(WHAT IS ASKED)
Select lines where the word "this" appears.

(RECORDS SHOWN)
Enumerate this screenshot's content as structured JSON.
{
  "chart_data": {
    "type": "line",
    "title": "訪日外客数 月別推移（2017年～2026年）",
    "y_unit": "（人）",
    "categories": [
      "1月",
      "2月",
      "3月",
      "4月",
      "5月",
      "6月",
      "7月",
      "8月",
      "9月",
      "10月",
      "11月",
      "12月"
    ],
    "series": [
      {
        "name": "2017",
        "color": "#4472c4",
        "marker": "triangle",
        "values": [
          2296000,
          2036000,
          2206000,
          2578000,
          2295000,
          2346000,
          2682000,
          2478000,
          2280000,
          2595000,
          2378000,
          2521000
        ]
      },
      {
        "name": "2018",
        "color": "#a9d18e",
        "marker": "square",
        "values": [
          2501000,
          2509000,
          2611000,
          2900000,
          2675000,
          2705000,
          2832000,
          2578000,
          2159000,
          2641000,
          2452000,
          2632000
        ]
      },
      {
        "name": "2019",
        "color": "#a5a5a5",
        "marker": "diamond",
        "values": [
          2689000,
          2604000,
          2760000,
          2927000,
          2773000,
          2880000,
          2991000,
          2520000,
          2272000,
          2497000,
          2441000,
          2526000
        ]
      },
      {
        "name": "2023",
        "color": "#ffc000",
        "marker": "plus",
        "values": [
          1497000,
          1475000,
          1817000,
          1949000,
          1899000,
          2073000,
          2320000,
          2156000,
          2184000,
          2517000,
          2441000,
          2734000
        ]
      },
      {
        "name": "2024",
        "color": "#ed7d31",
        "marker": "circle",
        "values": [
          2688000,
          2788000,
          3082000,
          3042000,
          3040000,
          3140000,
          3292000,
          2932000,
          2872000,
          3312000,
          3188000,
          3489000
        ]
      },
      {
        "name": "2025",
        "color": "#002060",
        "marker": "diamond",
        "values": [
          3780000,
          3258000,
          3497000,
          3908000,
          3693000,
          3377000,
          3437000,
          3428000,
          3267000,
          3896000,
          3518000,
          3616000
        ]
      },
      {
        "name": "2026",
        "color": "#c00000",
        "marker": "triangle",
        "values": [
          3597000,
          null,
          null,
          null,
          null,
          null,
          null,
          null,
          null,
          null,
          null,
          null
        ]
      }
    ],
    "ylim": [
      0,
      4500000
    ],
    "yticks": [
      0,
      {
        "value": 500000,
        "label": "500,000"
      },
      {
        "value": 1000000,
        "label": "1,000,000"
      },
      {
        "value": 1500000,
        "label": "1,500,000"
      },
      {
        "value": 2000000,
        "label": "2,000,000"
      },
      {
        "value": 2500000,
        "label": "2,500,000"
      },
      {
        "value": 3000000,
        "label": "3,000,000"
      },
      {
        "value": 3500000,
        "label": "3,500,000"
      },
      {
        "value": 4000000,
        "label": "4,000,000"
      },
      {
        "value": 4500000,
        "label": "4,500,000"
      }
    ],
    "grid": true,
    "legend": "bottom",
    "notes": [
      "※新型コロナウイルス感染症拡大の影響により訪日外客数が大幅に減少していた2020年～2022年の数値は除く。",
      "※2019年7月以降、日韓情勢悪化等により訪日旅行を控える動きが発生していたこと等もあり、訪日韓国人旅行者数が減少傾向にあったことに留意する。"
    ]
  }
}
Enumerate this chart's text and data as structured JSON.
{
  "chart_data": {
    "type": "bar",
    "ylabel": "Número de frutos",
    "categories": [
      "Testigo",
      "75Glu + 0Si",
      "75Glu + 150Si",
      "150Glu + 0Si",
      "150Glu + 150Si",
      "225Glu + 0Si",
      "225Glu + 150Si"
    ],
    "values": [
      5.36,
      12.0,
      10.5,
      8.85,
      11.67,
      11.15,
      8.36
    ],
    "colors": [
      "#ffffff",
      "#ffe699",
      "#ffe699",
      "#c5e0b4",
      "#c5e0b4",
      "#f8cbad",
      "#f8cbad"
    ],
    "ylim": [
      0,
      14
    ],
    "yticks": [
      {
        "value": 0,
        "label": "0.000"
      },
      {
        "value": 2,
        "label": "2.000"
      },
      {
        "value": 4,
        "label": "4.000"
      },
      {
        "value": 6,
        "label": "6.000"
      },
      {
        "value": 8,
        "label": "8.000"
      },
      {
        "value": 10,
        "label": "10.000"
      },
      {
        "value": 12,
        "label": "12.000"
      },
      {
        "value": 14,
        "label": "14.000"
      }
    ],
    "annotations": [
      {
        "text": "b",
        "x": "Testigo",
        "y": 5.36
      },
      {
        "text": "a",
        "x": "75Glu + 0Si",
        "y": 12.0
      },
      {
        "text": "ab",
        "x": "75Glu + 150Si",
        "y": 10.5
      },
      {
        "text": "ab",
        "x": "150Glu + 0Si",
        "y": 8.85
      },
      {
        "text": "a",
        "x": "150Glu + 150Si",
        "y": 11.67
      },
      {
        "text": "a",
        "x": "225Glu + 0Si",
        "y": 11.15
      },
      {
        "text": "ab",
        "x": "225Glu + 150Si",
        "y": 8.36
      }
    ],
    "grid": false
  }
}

(FINISHED EXERCISE)
Enumerate this screenshot's content as structured JSON.
Enumerate this chart's text and data as structured JSON.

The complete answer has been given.